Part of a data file
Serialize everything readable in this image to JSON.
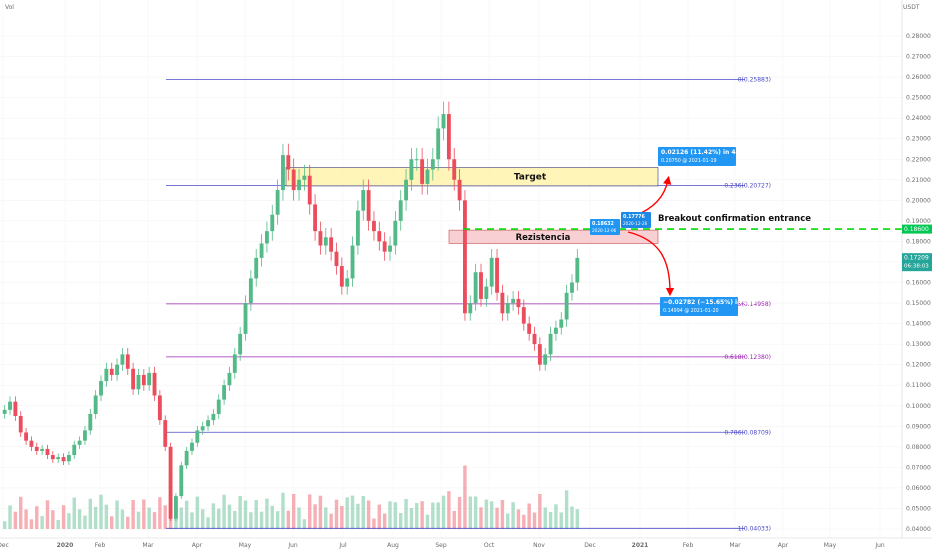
{
  "header": {
    "vol_label": "Vol",
    "currency": "USDT"
  },
  "chart_data": {
    "type": "candlestick",
    "ylim": [
      0.0395,
      0.2865
    ],
    "y_ticks": [
      "0.28000",
      "0.27000",
      "0.26000",
      "0.25000",
      "0.24000",
      "0.23000",
      "0.22000",
      "0.21000",
      "0.20000",
      "0.19000",
      "0.18000",
      "0.17000",
      "0.16000",
      "0.15000",
      "0.14000",
      "0.13000",
      "0.12000",
      "0.11000",
      "0.10000",
      "0.09000",
      "0.08000",
      "0.07000",
      "0.06000",
      "0.05000",
      "0.04000"
    ],
    "x_ticks": [
      "Dec",
      "2020",
      "Feb",
      "Mar",
      "Apr",
      "May",
      "Jun",
      "Jul",
      "Aug",
      "Sep",
      "Oct",
      "Nov",
      "Dec",
      "2021",
      "Feb",
      "Mar",
      "Apr",
      "May",
      "Jun"
    ],
    "colors": {
      "up": "#53b987",
      "down": "#eb4d5c",
      "fib_blue": "#4a4ac8",
      "fib_purple": "#9c27b0",
      "dashed": "#00e000",
      "tip": "#2196f3",
      "current": "#26a69a",
      "arrow": "#ff0000"
    },
    "series": [
      {
        "values": [
          0.098,
          0.102,
          0.095,
          0.087,
          0.083,
          0.08,
          0.078,
          0.079,
          0.076,
          0.074,
          0.075,
          0.073,
          0.076,
          0.081,
          0.083,
          0.088,
          0.096,
          0.105,
          0.112,
          0.118,
          0.115,
          0.12,
          0.125,
          0.118,
          0.108,
          0.115,
          0.11,
          0.116,
          0.105,
          0.093,
          0.08,
          0.045,
          0.056,
          0.071,
          0.078,
          0.082,
          0.088,
          0.09,
          0.093,
          0.096,
          0.103,
          0.11,
          0.116,
          0.125,
          0.135,
          0.15,
          0.162,
          0.172,
          0.179,
          0.185,
          0.193,
          0.205,
          0.222,
          0.215,
          0.205,
          0.21,
          0.212,
          0.198,
          0.185,
          0.178,
          0.182,
          0.175,
          0.168,
          0.158,
          0.162,
          0.178,
          0.195,
          0.205,
          0.19,
          0.185,
          0.18,
          0.175,
          0.178,
          0.19,
          0.2,
          0.21,
          0.22,
          0.22,
          0.208,
          0.215,
          0.22,
          0.235,
          0.242,
          0.22,
          0.21,
          0.2,
          0.145,
          0.15,
          0.165,
          0.152,
          0.158,
          0.172,
          0.155,
          0.145,
          0.15,
          0.152,
          0.148,
          0.14,
          0.135,
          0.13,
          0.12,
          0.125,
          0.135,
          0.138,
          0.142,
          0.155,
          0.16,
          0.172
        ]
      }
    ],
    "current_price": "0.17209",
    "countdown": "06:38:03",
    "dashed_price": "0.18600",
    "fib_levels": [
      {
        "label": "0(0.25883)",
        "value": 0.25883,
        "color": "#4a4ac8"
      },
      {
        "label": "0.236(0.20727)",
        "value": 0.20727,
        "color": "#4a4ac8"
      },
      {
        "label": "0.5(0.14958)",
        "value": 0.14958,
        "color": "#9c27b0"
      },
      {
        "label": "0.618(0.12380)",
        "value": 0.1238,
        "color": "#9c27b0"
      },
      {
        "label": "0.786(0.08709)",
        "value": 0.08709,
        "color": "#4a4ac8"
      },
      {
        "label": "1(0.04033)",
        "value": 0.04033,
        "color": "#4a4ac8"
      }
    ],
    "target": {
      "label": "Target",
      "low": 0.207,
      "high": 0.216
    },
    "resistance": {
      "label": "Rezistencia",
      "low": 0.179,
      "high": 0.1855
    },
    "breakout_text": "Breakout confirmation entrance",
    "tooltip_up": {
      "line1": "0.02126 (11.42%) in 44d",
      "line2": "0.20750 @ 2021-01-19"
    },
    "tooltip_down": {
      "line1": "−0.02782 (−15.65%) in 25d",
      "line2": "0.14994 @ 2021-01-20"
    },
    "tooltip_small1": {
      "line1": "0.18632",
      "line2": "2020-12-06"
    },
    "tooltip_small2": {
      "line1": "0.17776",
      "line2": "2020-12-26"
    }
  }
}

• **WHAT YOU SHOULD DO**:
Copy out the entries verbatim and leave the images out.

• **ANSWER IN FULL**:
Serialize everything readable in this image to JSON.
{
  "header": {
    "vol_label": "Vol",
    "currency": "USDT"
  },
  "chart_data": {
    "type": "candlestick",
    "ylim": [
      0.0395,
      0.2865
    ],
    "y_ticks": [
      "0.28000",
      "0.27000",
      "0.26000",
      "0.25000",
      "0.24000",
      "0.23000",
      "0.22000",
      "0.21000",
      "0.20000",
      "0.19000",
      "0.18000",
      "0.17000",
      "0.16000",
      "0.15000",
      "0.14000",
      "0.13000",
      "0.12000",
      "0.11000",
      "0.10000",
      "0.09000",
      "0.08000",
      "0.07000",
      "0.06000",
      "0.05000",
      "0.04000"
    ],
    "x_ticks": [
      "Dec",
      "2020",
      "Feb",
      "Mar",
      "Apr",
      "May",
      "Jun",
      "Jul",
      "Aug",
      "Sep",
      "Oct",
      "Nov",
      "Dec",
      "2021",
      "Feb",
      "Mar",
      "Apr",
      "May",
      "Jun"
    ],
    "colors": {
      "up": "#53b987",
      "down": "#eb4d5c",
      "fib_blue": "#4a4ac8",
      "fib_purple": "#9c27b0",
      "dashed": "#00e000",
      "tip": "#2196f3",
      "current": "#26a69a",
      "arrow": "#ff0000"
    },
    "series": [
      {
        "values": [
          0.098,
          0.102,
          0.095,
          0.087,
          0.083,
          0.08,
          0.078,
          0.079,
          0.076,
          0.074,
          0.075,
          0.073,
          0.076,
          0.081,
          0.083,
          0.088,
          0.096,
          0.105,
          0.112,
          0.118,
          0.115,
          0.12,
          0.125,
          0.118,
          0.108,
          0.115,
          0.11,
          0.116,
          0.105,
          0.093,
          0.08,
          0.045,
          0.056,
          0.071,
          0.078,
          0.082,
          0.088,
          0.09,
          0.093,
          0.096,
          0.103,
          0.11,
          0.116,
          0.125,
          0.135,
          0.15,
          0.162,
          0.172,
          0.179,
          0.185,
          0.193,
          0.205,
          0.222,
          0.215,
          0.205,
          0.21,
          0.212,
          0.198,
          0.185,
          0.178,
          0.182,
          0.175,
          0.168,
          0.158,
          0.162,
          0.178,
          0.195,
          0.205,
          0.19,
          0.185,
          0.18,
          0.175,
          0.178,
          0.19,
          0.2,
          0.21,
          0.22,
          0.22,
          0.208,
          0.215,
          0.22,
          0.235,
          0.242,
          0.22,
          0.21,
          0.2,
          0.145,
          0.15,
          0.165,
          0.152,
          0.158,
          0.172,
          0.155,
          0.145,
          0.15,
          0.152,
          0.148,
          0.14,
          0.135,
          0.13,
          0.12,
          0.125,
          0.135,
          0.138,
          0.142,
          0.155,
          0.16,
          0.172
        ]
      }
    ],
    "current_price": "0.17209",
    "countdown": "06:38:03",
    "dashed_price": "0.18600",
    "fib_levels": [
      {
        "label": "0(0.25883)",
        "value": 0.25883,
        "color": "#4a4ac8"
      },
      {
        "label": "0.236(0.20727)",
        "value": 0.20727,
        "color": "#4a4ac8"
      },
      {
        "label": "0.5(0.14958)",
        "value": 0.14958,
        "color": "#9c27b0"
      },
      {
        "label": "0.618(0.12380)",
        "value": 0.1238,
        "color": "#9c27b0"
      },
      {
        "label": "0.786(0.08709)",
        "value": 0.08709,
        "color": "#4a4ac8"
      },
      {
        "label": "1(0.04033)",
        "value": 0.04033,
        "color": "#4a4ac8"
      }
    ],
    "target": {
      "label": "Target",
      "low": 0.207,
      "high": 0.216
    },
    "resistance": {
      "label": "Rezistencia",
      "low": 0.179,
      "high": 0.1855
    },
    "breakout_text": "Breakout confirmation entrance",
    "tooltip_up": {
      "line1": "0.02126 (11.42%) in 44d",
      "line2": "0.20750 @ 2021-01-19"
    },
    "tooltip_down": {
      "line1": "−0.02782 (−15.65%) in 25d",
      "line2": "0.14994 @ 2021-01-20"
    },
    "tooltip_small1": {
      "line1": "0.18632",
      "line2": "2020-12-06"
    },
    "tooltip_small2": {
      "line1": "0.17776",
      "line2": "2020-12-26"
    }
  }
}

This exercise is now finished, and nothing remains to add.